# JOB:
In the copy, keep every record exact and leave out all images.

Figure dataset records
START

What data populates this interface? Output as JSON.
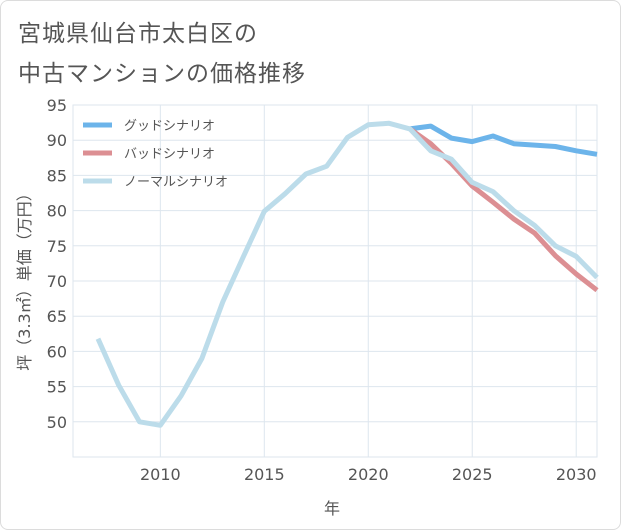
{
  "title": {
    "line1": "宮城県仙台市太白区の",
    "line2": "中古マンションの価格推移"
  },
  "colors": {
    "good": "#6cb4ea",
    "bad": "#dc8f93",
    "normal": "#bcdcea",
    "grid": "#dde6ee",
    "text": "#555555"
  },
  "chart_data": {
    "type": "line",
    "xlabel": "年",
    "ylabel": "坪（3.3㎡）単価（万円）",
    "xlim": [
      2005.8,
      2031
    ],
    "ylim": [
      45,
      95
    ],
    "x_ticks": [
      2010,
      2015,
      2020,
      2025,
      2030
    ],
    "y_ticks": [
      50,
      55,
      60,
      65,
      70,
      75,
      80,
      85,
      90,
      95
    ],
    "grid": true,
    "legend_position": "top-left",
    "series": [
      {
        "name": "グッドシナリオ",
        "color": "#6cb4ea",
        "points": [
          [
            2022,
            91.6
          ],
          [
            2023,
            92.0
          ],
          [
            2024,
            90.3
          ],
          [
            2025,
            89.8
          ],
          [
            2026,
            90.6
          ],
          [
            2027,
            89.5
          ],
          [
            2028,
            89.3
          ],
          [
            2029,
            89.1
          ],
          [
            2030,
            88.5
          ],
          [
            2031,
            88.0
          ]
        ]
      },
      {
        "name": "バッドシナリオ",
        "color": "#dc8f93",
        "points": [
          [
            2022,
            91.6
          ],
          [
            2023,
            89.5
          ],
          [
            2024,
            86.7
          ],
          [
            2025,
            83.5
          ],
          [
            2026,
            81.2
          ],
          [
            2027,
            78.8
          ],
          [
            2028,
            76.8
          ],
          [
            2029,
            73.6
          ],
          [
            2030,
            71.0
          ],
          [
            2031,
            68.7
          ]
        ]
      },
      {
        "name": "ノーマルシナリオ",
        "color": "#bcdcea",
        "points": [
          [
            2007,
            61.8
          ],
          [
            2008,
            55.2
          ],
          [
            2009,
            50.0
          ],
          [
            2010,
            49.5
          ],
          [
            2011,
            53.7
          ],
          [
            2012,
            59.0
          ],
          [
            2013,
            67.0
          ],
          [
            2014,
            73.5
          ],
          [
            2015,
            79.9
          ],
          [
            2016,
            82.4
          ],
          [
            2017,
            85.2
          ],
          [
            2018,
            86.3
          ],
          [
            2019,
            90.4
          ],
          [
            2020,
            92.2
          ],
          [
            2021,
            92.4
          ],
          [
            2022,
            91.6
          ],
          [
            2023,
            88.5
          ],
          [
            2024,
            87.3
          ],
          [
            2025,
            84.0
          ],
          [
            2026,
            82.7
          ],
          [
            2027,
            80.0
          ],
          [
            2028,
            77.9
          ],
          [
            2029,
            75.0
          ],
          [
            2030,
            73.5
          ],
          [
            2031,
            70.5
          ]
        ]
      }
    ]
  }
}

END

# FINAL RESULT:
What data populates this interface? Output as JSON.
{
  "title": {
    "line1": "宮城県仙台市太白区の",
    "line2": "中古マンションの価格推移"
  },
  "colors": {
    "good": "#6cb4ea",
    "bad": "#dc8f93",
    "normal": "#bcdcea",
    "grid": "#dde6ee",
    "text": "#555555"
  },
  "chart_data": {
    "type": "line",
    "xlabel": "年",
    "ylabel": "坪（3.3㎡）単価（万円）",
    "xlim": [
      2005.8,
      2031
    ],
    "ylim": [
      45,
      95
    ],
    "x_ticks": [
      2010,
      2015,
      2020,
      2025,
      2030
    ],
    "y_ticks": [
      50,
      55,
      60,
      65,
      70,
      75,
      80,
      85,
      90,
      95
    ],
    "grid": true,
    "legend_position": "top-left",
    "series": [
      {
        "name": "グッドシナリオ",
        "color": "#6cb4ea",
        "points": [
          [
            2022,
            91.6
          ],
          [
            2023,
            92.0
          ],
          [
            2024,
            90.3
          ],
          [
            2025,
            89.8
          ],
          [
            2026,
            90.6
          ],
          [
            2027,
            89.5
          ],
          [
            2028,
            89.3
          ],
          [
            2029,
            89.1
          ],
          [
            2030,
            88.5
          ],
          [
            2031,
            88.0
          ]
        ]
      },
      {
        "name": "バッドシナリオ",
        "color": "#dc8f93",
        "points": [
          [
            2022,
            91.6
          ],
          [
            2023,
            89.5
          ],
          [
            2024,
            86.7
          ],
          [
            2025,
            83.5
          ],
          [
            2026,
            81.2
          ],
          [
            2027,
            78.8
          ],
          [
            2028,
            76.8
          ],
          [
            2029,
            73.6
          ],
          [
            2030,
            71.0
          ],
          [
            2031,
            68.7
          ]
        ]
      },
      {
        "name": "ノーマルシナリオ",
        "color": "#bcdcea",
        "points": [
          [
            2007,
            61.8
          ],
          [
            2008,
            55.2
          ],
          [
            2009,
            50.0
          ],
          [
            2010,
            49.5
          ],
          [
            2011,
            53.7
          ],
          [
            2012,
            59.0
          ],
          [
            2013,
            67.0
          ],
          [
            2014,
            73.5
          ],
          [
            2015,
            79.9
          ],
          [
            2016,
            82.4
          ],
          [
            2017,
            85.2
          ],
          [
            2018,
            86.3
          ],
          [
            2019,
            90.4
          ],
          [
            2020,
            92.2
          ],
          [
            2021,
            92.4
          ],
          [
            2022,
            91.6
          ],
          [
            2023,
            88.5
          ],
          [
            2024,
            87.3
          ],
          [
            2025,
            84.0
          ],
          [
            2026,
            82.7
          ],
          [
            2027,
            80.0
          ],
          [
            2028,
            77.9
          ],
          [
            2029,
            75.0
          ],
          [
            2030,
            73.5
          ],
          [
            2031,
            70.5
          ]
        ]
      }
    ]
  }
}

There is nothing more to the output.